* Given task:
Print the records again, character for character.
** Start Listed entries **
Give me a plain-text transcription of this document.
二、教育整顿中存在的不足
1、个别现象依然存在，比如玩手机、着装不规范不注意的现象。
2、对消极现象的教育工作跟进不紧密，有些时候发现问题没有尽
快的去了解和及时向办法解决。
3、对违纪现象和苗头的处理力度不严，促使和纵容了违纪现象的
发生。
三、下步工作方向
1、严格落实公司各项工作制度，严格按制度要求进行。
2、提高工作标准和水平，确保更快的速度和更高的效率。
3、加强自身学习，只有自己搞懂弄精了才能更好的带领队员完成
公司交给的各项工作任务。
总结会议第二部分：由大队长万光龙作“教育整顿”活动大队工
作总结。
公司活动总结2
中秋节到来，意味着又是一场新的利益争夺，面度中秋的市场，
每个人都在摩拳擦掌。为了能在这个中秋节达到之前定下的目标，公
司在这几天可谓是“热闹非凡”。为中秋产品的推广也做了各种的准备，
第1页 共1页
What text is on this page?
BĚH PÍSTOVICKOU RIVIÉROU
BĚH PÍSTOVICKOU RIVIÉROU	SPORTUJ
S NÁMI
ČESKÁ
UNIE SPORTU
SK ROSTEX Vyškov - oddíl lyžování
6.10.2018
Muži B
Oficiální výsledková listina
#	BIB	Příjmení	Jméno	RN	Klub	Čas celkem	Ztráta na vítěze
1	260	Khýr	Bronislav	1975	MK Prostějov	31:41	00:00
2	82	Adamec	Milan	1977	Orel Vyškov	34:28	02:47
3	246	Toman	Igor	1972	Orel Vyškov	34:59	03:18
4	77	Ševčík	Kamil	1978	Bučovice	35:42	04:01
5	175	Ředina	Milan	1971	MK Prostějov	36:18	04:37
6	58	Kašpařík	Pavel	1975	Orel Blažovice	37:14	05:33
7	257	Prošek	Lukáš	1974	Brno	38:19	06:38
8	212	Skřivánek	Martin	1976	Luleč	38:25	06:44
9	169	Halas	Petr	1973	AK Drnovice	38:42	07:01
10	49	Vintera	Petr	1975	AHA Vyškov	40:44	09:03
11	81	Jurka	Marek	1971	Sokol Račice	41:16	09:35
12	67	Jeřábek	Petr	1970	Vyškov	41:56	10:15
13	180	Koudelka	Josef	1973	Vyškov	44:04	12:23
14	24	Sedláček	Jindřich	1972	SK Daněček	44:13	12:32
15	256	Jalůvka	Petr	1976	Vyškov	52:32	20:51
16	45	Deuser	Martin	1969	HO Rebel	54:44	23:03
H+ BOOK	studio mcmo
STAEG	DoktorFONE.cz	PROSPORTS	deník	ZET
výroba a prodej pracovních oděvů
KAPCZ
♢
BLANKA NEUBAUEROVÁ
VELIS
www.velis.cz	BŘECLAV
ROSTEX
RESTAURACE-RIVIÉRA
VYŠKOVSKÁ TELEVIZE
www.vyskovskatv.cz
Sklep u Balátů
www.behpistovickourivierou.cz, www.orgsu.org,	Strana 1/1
** End Listed entries **
* In response:
Give me a plain-text transcription of this document.
二、教育整顿中存在的不足
1、个别现象依然存在，比如玩手机、着装不规范不注意的现象。
2、对消极现象的教育工作跟进不紧密，有些时候发现问题没有尽
快的去了解和及时向办法解决。
3、对违纪现象和苗头的处理力度不严，促使和纵容了违纪现象的
发生。
三、下步工作方向
1、严格落实公司各项工作制度，严格按制度要求进行。
2、提高工作标准和水平，确保更快的速度和更高的效率。
3、加强自身学习，只有自己搞懂弄精了才能更好的带领队员完成
公司交给的各项工作任务。
总结会议第二部分：由大队长万光龙作“教育整顿”活动大队工
作总结。
公司活动总结2
中秋节到来，意味着又是一场新的利益争夺，面度中秋的市场，
每个人都在摩拳擦掌。为了能在这个中秋节达到之前定下的目标，公
司在这几天可谓是“热闹非凡”。为中秋产品的推广也做了各种的准备，
第1页 共1页
What text is on this page?
BĚH PÍSTOVICKOU RIVIÉROU
BĚH PÍSTOVICKOU RIVIÉROU	SPORTUJ
S NÁMI
ČESKÁ
UNIE SPORTU
SK ROSTEX Vyškov - oddíl lyžování
6.10.2018
Muži B
Oficiální výsledková listina
#	BIB	Příjmení	Jméno	RN	Klub	Čas celkem	Ztráta na vítěze
1	260	Khýr	Bronislav	1975	MK Prostějov	31:41	00:00
2	82	Adamec	Milan	1977	Orel Vyškov	34:28	02:47
3	246	Toman	Igor	1972	Orel Vyškov	34:59	03:18
4	77	Ševčík	Kamil	1978	Bučovice	35:42	04:01
5	175	Ředina	Milan	1971	MK Prostějov	36:18	04:37
6	58	Kašpařík	Pavel	1975	Orel Blažovice	37:14	05:33
7	257	Prošek	Lukáš	1974	Brno	38:19	06:38
8	212	Skřivánek	Martin	1976	Luleč	38:25	06:44
9	169	Halas	Petr	1973	AK Drnovice	38:42	07:01
10	49	Vintera	Petr	1975	AHA Vyškov	40:44	09:03
11	81	Jurka	Marek	1971	Sokol Račice	41:16	09:35
12	67	Jeřábek	Petr	1970	Vyškov	41:56	10:15
13	180	Koudelka	Josef	1973	Vyškov	44:04	12:23
14	24	Sedláček	Jindřich	1972	SK Daněček	44:13	12:32
15	256	Jalůvka	Petr	1976	Vyškov	52:32	20:51
16	45	Deuser	Martin	1969	HO Rebel	54:44	23:03
H+ BOOK	studio mcmo
STAEG	DoktorFONE.cz	PROSPORTS	deník	ZET
výroba a prodej pracovních oděvů
KAPCZ
♢
BLANKA NEUBAUEROVÁ
VELIS
www.velis.cz	BŘECLAV
ROSTEX
RESTAURACE-RIVIÉRA
VYŠKOVSKÁ TELEVIZE
www.vyskovskatv.cz
Sklep u Balátů
www.behpistovickourivierou.cz, www.orgsu.org,	Strana 1/1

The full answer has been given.